[BEGIN RECORDS SUPPLIED]

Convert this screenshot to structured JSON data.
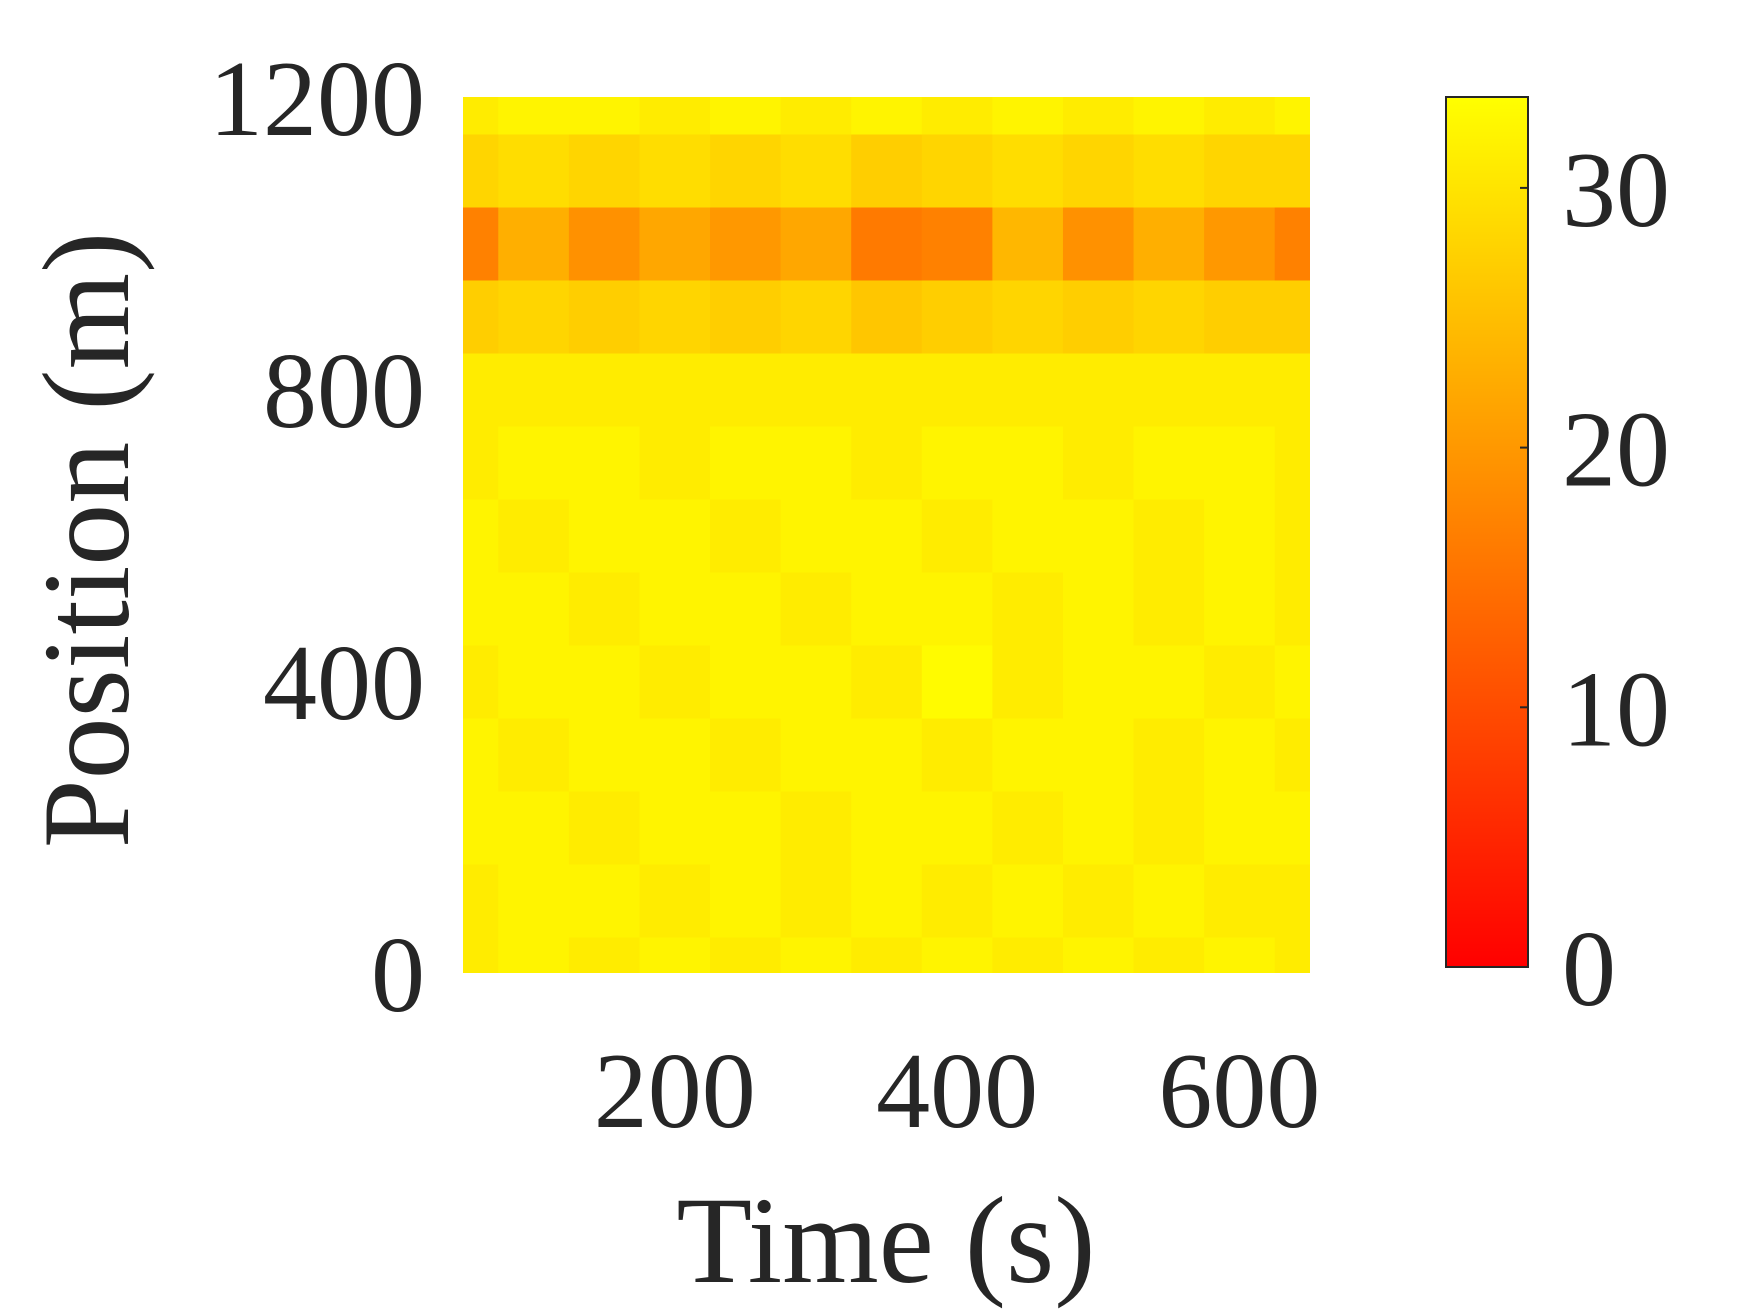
{
  "chart_data": {
    "type": "heatmap",
    "xlabel": "Time (s)",
    "ylabel": "Position (m)",
    "xlim": [
      50,
      650
    ],
    "ylim": [
      0,
      1200
    ],
    "x_ticks": [
      "200",
      "400",
      "600"
    ],
    "x_tick_values": [
      200,
      400,
      600
    ],
    "y_ticks": [
      "0",
      "400",
      "800",
      "1200"
    ],
    "y_tick_values": [
      0,
      400,
      800,
      1200
    ],
    "colorbar": {
      "colormap": "autumn",
      "low_color": "#ff0000",
      "high_color": "#ffff00",
      "range": [
        0,
        33.5
      ],
      "ticks": [
        "0",
        "10",
        "20",
        "30"
      ],
      "tick_values": [
        0,
        10,
        20,
        30
      ]
    },
    "x": [
      50,
      100,
      150,
      200,
      250,
      300,
      350,
      400,
      450,
      500,
      550,
      600,
      650
    ],
    "y": [
      0,
      100,
      200,
      300,
      400,
      500,
      600,
      700,
      800,
      900,
      1000,
      1100,
      1200
    ],
    "z": [
      [
        31,
        32,
        31,
        32,
        31,
        32,
        31,
        32,
        31,
        32,
        31,
        32,
        31
      ],
      [
        31,
        32,
        32,
        31,
        32,
        31,
        32,
        31,
        32,
        31,
        32,
        31,
        31
      ],
      [
        32,
        32,
        31,
        32,
        32,
        31,
        32,
        32,
        31,
        32,
        31,
        32,
        32
      ],
      [
        32,
        31,
        32,
        32,
        31,
        32,
        32,
        31,
        32,
        32,
        31,
        32,
        31
      ],
      [
        31,
        32,
        32,
        31,
        32,
        32,
        31,
        33,
        31,
        32,
        32,
        31,
        32
      ],
      [
        32,
        32,
        31,
        32,
        32,
        31,
        32,
        32,
        31,
        32,
        31,
        32,
        31
      ],
      [
        32,
        31,
        32,
        32,
        31,
        32,
        32,
        31,
        32,
        32,
        31,
        32,
        31
      ],
      [
        31,
        32,
        32,
        31,
        32,
        32,
        31,
        32,
        32,
        31,
        32,
        32,
        31
      ],
      [
        31,
        31,
        31,
        31,
        31,
        31,
        31,
        31,
        31,
        31,
        31,
        31,
        31
      ],
      [
        27,
        28,
        27,
        28,
        27,
        28,
        26,
        27,
        28,
        27,
        28,
        27,
        27
      ],
      [
        17,
        23,
        19,
        22,
        20,
        22,
        16,
        17,
        24,
        19,
        23,
        20,
        17
      ],
      [
        28,
        29,
        28,
        29,
        28,
        29,
        27,
        28,
        29,
        28,
        29,
        28,
        28
      ],
      [
        31,
        32,
        32,
        31,
        32,
        31,
        32,
        31,
        32,
        31,
        32,
        31,
        32
      ]
    ]
  }
}
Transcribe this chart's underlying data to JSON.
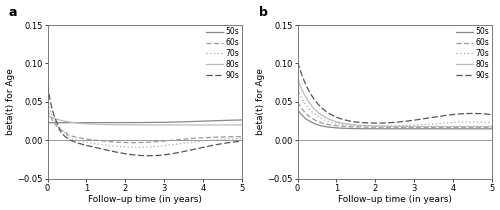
{
  "title_a": "a",
  "title_b": "b",
  "xlabel": "Follow–up time (in years)",
  "ylabel": "beta(t) for Age",
  "ylim": [
    -0.05,
    0.15
  ],
  "xlim": [
    0,
    5
  ],
  "yticks": [
    -0.05,
    0.0,
    0.05,
    0.1,
    0.15
  ],
  "xticks": [
    0,
    1,
    2,
    3,
    4,
    5
  ],
  "legend_labels": [
    "50s",
    "60s",
    "70s",
    "80s",
    "90s"
  ],
  "bg_color": "#ffffff",
  "line_styles": {
    "50s": {
      "ls": "solid",
      "lw": 0.9,
      "color": "#888888",
      "dash": null
    },
    "60s": {
      "ls": "dashed",
      "lw": 0.9,
      "color": "#999999",
      "dash": [
        4,
        2
      ]
    },
    "70s": {
      "ls": "dotted",
      "lw": 0.9,
      "color": "#aaaaaa",
      "dash": [
        1,
        2
      ]
    },
    "80s": {
      "ls": "solid",
      "lw": 0.9,
      "color": "#bbbbbb",
      "dash": null
    },
    "90s": {
      "ls": "dashed",
      "lw": 0.9,
      "color": "#555555",
      "dash": [
        5,
        2
      ]
    }
  }
}
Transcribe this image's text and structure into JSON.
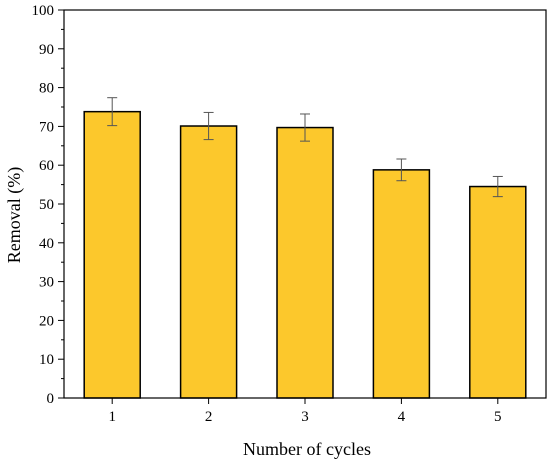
{
  "chart_data": {
    "type": "bar",
    "xlabel": "Number of cycles",
    "ylabel": "Removal (%)",
    "categories": [
      "1",
      "2",
      "3",
      "4",
      "5"
    ],
    "values": [
      73.8,
      70.1,
      69.7,
      58.8,
      54.5
    ],
    "errors": [
      3.6,
      3.5,
      3.5,
      2.8,
      2.6
    ],
    "ylim": [
      0,
      100
    ],
    "yticks": [
      0,
      10,
      20,
      30,
      40,
      50,
      60,
      70,
      80,
      90,
      100
    ],
    "ytick_labels": [
      "0",
      "10",
      "20",
      "30",
      "40",
      "50",
      "60",
      "70",
      "80",
      "90",
      "100"
    ],
    "bar_color": "#FCC82C",
    "bar_edge_color": "#000000",
    "error_bar_color": "#555555",
    "grid": false,
    "legend": "none"
  }
}
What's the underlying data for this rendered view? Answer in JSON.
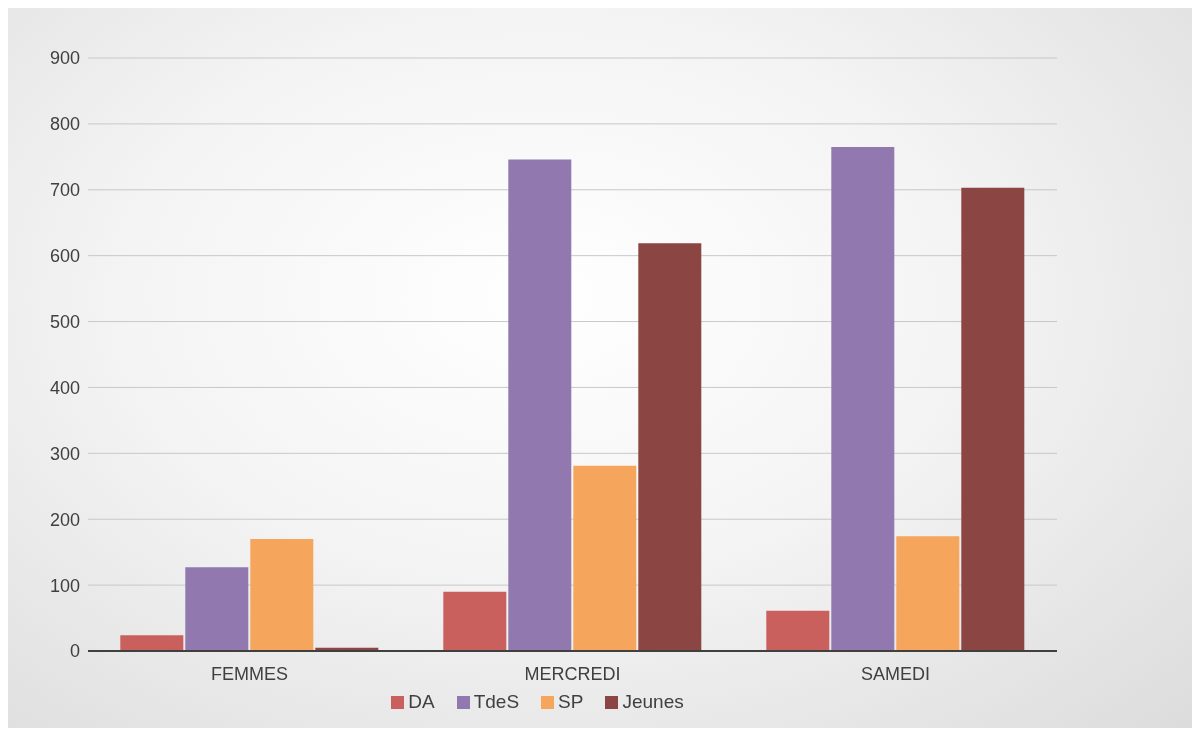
{
  "chart_data": {
    "type": "bar",
    "categories": [
      "FEMMES",
      "MERCREDI",
      "SAMEDI"
    ],
    "series": [
      {
        "name": "DA",
        "color": "#c9605e",
        "values": [
          24,
          90,
          61
        ]
      },
      {
        "name": "TdeS",
        "color": "#9179b0",
        "values": [
          127,
          746,
          765
        ]
      },
      {
        "name": "SP",
        "color": "#f5a55c",
        "values": [
          170,
          281,
          174
        ]
      },
      {
        "name": "Jeunes",
        "color": "#8b4543",
        "values": [
          5,
          619,
          703
        ]
      }
    ],
    "ylim": [
      0,
      900
    ],
    "yticks": [
      0,
      100,
      200,
      300,
      400,
      500,
      600,
      700,
      800,
      900
    ],
    "grid": "y",
    "legend": "bottom"
  }
}
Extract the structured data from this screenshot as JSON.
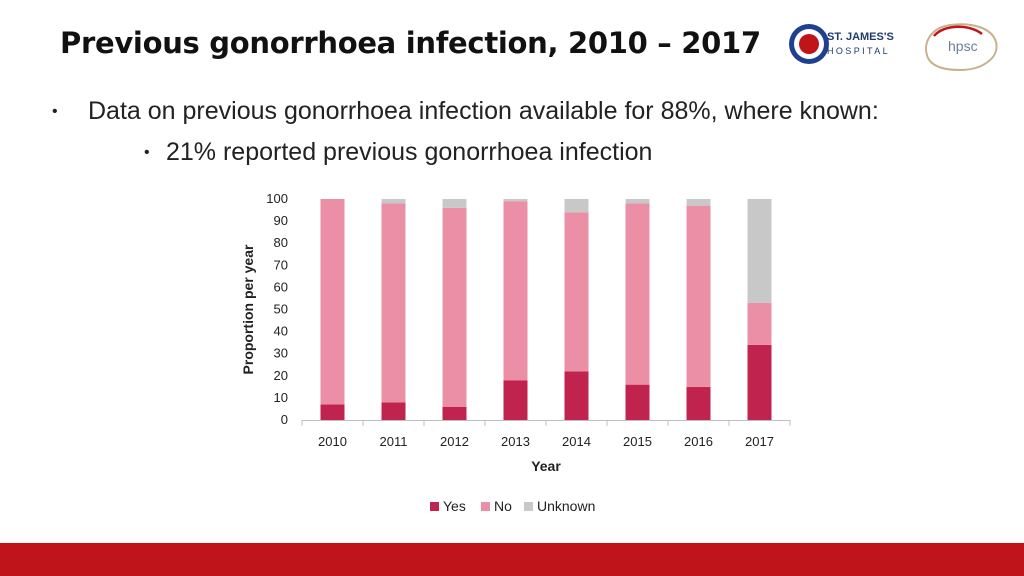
{
  "slide": {
    "title": "Previous gonorrhoea infection, 2010 – 2017",
    "bullet_glyph": "•",
    "bullet1": "Data on previous gonorrhoea infection available for 88%, where known:",
    "bullet2": "21% reported previous gonorrhoea infection"
  },
  "logos": {
    "sjh_line1": "ST. JAMES'S",
    "sjh_line2": "HOSPITAL",
    "hpsc": "hpsc"
  },
  "colors": {
    "yes": "#c0234e",
    "no": "#ea8fa6",
    "unknown": "#c8c8c8",
    "footer": "#c0141b"
  },
  "chart_data": {
    "type": "bar",
    "stacked": true,
    "categories": [
      "2010",
      "2011",
      "2012",
      "2013",
      "2014",
      "2015",
      "2016",
      "2017"
    ],
    "series": [
      {
        "name": "Yes",
        "values": [
          7,
          8,
          6,
          18,
          22,
          16,
          15,
          34
        ]
      },
      {
        "name": "No",
        "values": [
          93,
          90,
          90,
          81,
          72,
          82,
          82,
          19
        ]
      },
      {
        "name": "Unknown",
        "values": [
          0,
          2,
          4,
          1,
          6,
          2,
          3,
          47
        ]
      }
    ],
    "xlabel": "Year",
    "ylabel": "Proportion per year",
    "ylim": [
      0,
      100
    ],
    "yticks": [
      0,
      10,
      20,
      30,
      40,
      50,
      60,
      70,
      80,
      90,
      100
    ],
    "grid": false,
    "legend_position": "bottom"
  }
}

[END RECORDS SUPPLIED]

- WHAT TO DO
From the listing above, print every entry precisely and drop the pictures.

- WRITTEN ANSWER
Convert this screenshot to structured JSON data.
{
  "chart_data": {
    "type": "heatmap",
    "xlabel": "Time (s)",
    "ylabel": "Position (m)",
    "xlim": [
      50,
      650
    ],
    "ylim": [
      0,
      1200
    ],
    "x_ticks": [
      "200",
      "400",
      "600"
    ],
    "x_tick_values": [
      200,
      400,
      600
    ],
    "y_ticks": [
      "0",
      "400",
      "800",
      "1200"
    ],
    "y_tick_values": [
      0,
      400,
      800,
      1200
    ],
    "colorbar": {
      "colormap": "autumn",
      "low_color": "#ff0000",
      "high_color": "#ffff00",
      "range": [
        0,
        33.5
      ],
      "ticks": [
        "0",
        "10",
        "20",
        "30"
      ],
      "tick_values": [
        0,
        10,
        20,
        30
      ]
    },
    "x": [
      50,
      100,
      150,
      200,
      250,
      300,
      350,
      400,
      450,
      500,
      550,
      600,
      650
    ],
    "y": [
      0,
      100,
      200,
      300,
      400,
      500,
      600,
      700,
      800,
      900,
      1000,
      1100,
      1200
    ],
    "z": [
      [
        31,
        32,
        31,
        32,
        31,
        32,
        31,
        32,
        31,
        32,
        31,
        32,
        31
      ],
      [
        31,
        32,
        32,
        31,
        32,
        31,
        32,
        31,
        32,
        31,
        32,
        31,
        31
      ],
      [
        32,
        32,
        31,
        32,
        32,
        31,
        32,
        32,
        31,
        32,
        31,
        32,
        32
      ],
      [
        32,
        31,
        32,
        32,
        31,
        32,
        32,
        31,
        32,
        32,
        31,
        32,
        31
      ],
      [
        31,
        32,
        32,
        31,
        32,
        32,
        31,
        33,
        31,
        32,
        32,
        31,
        32
      ],
      [
        32,
        32,
        31,
        32,
        32,
        31,
        32,
        32,
        31,
        32,
        31,
        32,
        31
      ],
      [
        32,
        31,
        32,
        32,
        31,
        32,
        32,
        31,
        32,
        32,
        31,
        32,
        31
      ],
      [
        31,
        32,
        32,
        31,
        32,
        32,
        31,
        32,
        32,
        31,
        32,
        32,
        31
      ],
      [
        31,
        31,
        31,
        31,
        31,
        31,
        31,
        31,
        31,
        31,
        31,
        31,
        31
      ],
      [
        27,
        28,
        27,
        28,
        27,
        28,
        26,
        27,
        28,
        27,
        28,
        27,
        27
      ],
      [
        17,
        23,
        19,
        22,
        20,
        22,
        16,
        17,
        24,
        19,
        23,
        20,
        17
      ],
      [
        28,
        29,
        28,
        29,
        28,
        29,
        27,
        28,
        29,
        28,
        29,
        28,
        28
      ],
      [
        31,
        32,
        32,
        31,
        32,
        31,
        32,
        31,
        32,
        31,
        32,
        31,
        32
      ]
    ]
  }
}
Transcribe this chart's underlying data to JSON.
{
  "title_a": "a",
  "title_b": "b",
  "xlabel": "Follow–up time (in years)",
  "ylabel": "beta(t) for Age",
  "ylim": [
    -0.05,
    0.15
  ],
  "xlim": [
    0,
    5
  ],
  "yticks": [
    -0.05,
    0.0,
    0.05,
    0.1,
    0.15
  ],
  "xticks": [
    0,
    1,
    2,
    3,
    4,
    5
  ],
  "legend_labels": [
    "50s",
    "60s",
    "70s",
    "80s",
    "90s"
  ],
  "bg_color": "#ffffff",
  "line_styles": {
    "50s": {
      "ls": "solid",
      "lw": 0.9,
      "color": "#888888",
      "dash": null
    },
    "60s": {
      "ls": "dashed",
      "lw": 0.9,
      "color": "#999999",
      "dash": [
        4,
        2
      ]
    },
    "70s": {
      "ls": "dotted",
      "lw": 0.9,
      "color": "#aaaaaa",
      "dash": [
        1,
        2
      ]
    },
    "80s": {
      "ls": "solid",
      "lw": 0.9,
      "color": "#bbbbbb",
      "dash": null
    },
    "90s": {
      "ls": "dashed",
      "lw": 0.9,
      "color": "#555555",
      "dash": [
        5,
        2
      ]
    }
  }
}
Transcribe this image's text and structure into JSON.
{
  "chart_data": {
    "type": "bar",
    "xlabel": "Number of cycles",
    "ylabel": "Removal (%)",
    "categories": [
      "1",
      "2",
      "3",
      "4",
      "5"
    ],
    "values": [
      73.8,
      70.1,
      69.7,
      58.8,
      54.5
    ],
    "errors": [
      3.6,
      3.5,
      3.5,
      2.8,
      2.6
    ],
    "ylim": [
      0,
      100
    ],
    "yticks": [
      0,
      10,
      20,
      30,
      40,
      50,
      60,
      70,
      80,
      90,
      100
    ],
    "ytick_labels": [
      "0",
      "10",
      "20",
      "30",
      "40",
      "50",
      "60",
      "70",
      "80",
      "90",
      "100"
    ],
    "bar_color": "#FCC82C",
    "bar_edge_color": "#000000",
    "error_bar_color": "#555555",
    "grid": false,
    "legend": "none"
  }
}
What's the underlying data for this rendered view? Answer in JSON.
{
  "chart_data": {
    "type": "bar",
    "categories": [
      "FEMMES",
      "MERCREDI",
      "SAMEDI"
    ],
    "series": [
      {
        "name": "DA",
        "color": "#c9605e",
        "values": [
          24,
          90,
          61
        ]
      },
      {
        "name": "TdeS",
        "color": "#9179b0",
        "values": [
          127,
          746,
          765
        ]
      },
      {
        "name": "SP",
        "color": "#f5a55c",
        "values": [
          170,
          281,
          174
        ]
      },
      {
        "name": "Jeunes",
        "color": "#8b4543",
        "values": [
          5,
          619,
          703
        ]
      }
    ],
    "ylim": [
      0,
      900
    ],
    "yticks": [
      0,
      100,
      200,
      300,
      400,
      500,
      600,
      700,
      800,
      900
    ],
    "grid": "y",
    "legend": "bottom"
  }
}
Extract the structured data from this screenshot as JSON.
{
  "slide": {
    "title": "Previous gonorrhoea infection, 2010 – 2017",
    "bullet_glyph": "•",
    "bullet1": "Data on previous gonorrhoea infection available for 88%, where known:",
    "bullet2": "21% reported previous gonorrhoea infection"
  },
  "logos": {
    "sjh_line1": "ST. JAMES'S",
    "sjh_line2": "HOSPITAL",
    "hpsc": "hpsc"
  },
  "colors": {
    "yes": "#c0234e",
    "no": "#ea8fa6",
    "unknown": "#c8c8c8",
    "footer": "#c0141b"
  },
  "chart_data": {
    "type": "bar",
    "stacked": true,
    "categories": [
      "2010",
      "2011",
      "2012",
      "2013",
      "2014",
      "2015",
      "2016",
      "2017"
    ],
    "series": [
      {
        "name": "Yes",
        "values": [
          7,
          8,
          6,
          18,
          22,
          16,
          15,
          34
        ]
      },
      {
        "name": "No",
        "values": [
          93,
          90,
          90,
          81,
          72,
          82,
          82,
          19
        ]
      },
      {
        "name": "Unknown",
        "values": [
          0,
          2,
          4,
          1,
          6,
          2,
          3,
          47
        ]
      }
    ],
    "xlabel": "Year",
    "ylabel": "Proportion per year",
    "ylim": [
      0,
      100
    ],
    "yticks": [
      0,
      10,
      20,
      30,
      40,
      50,
      60,
      70,
      80,
      90,
      100
    ],
    "grid": false,
    "legend_position": "bottom"
  }
}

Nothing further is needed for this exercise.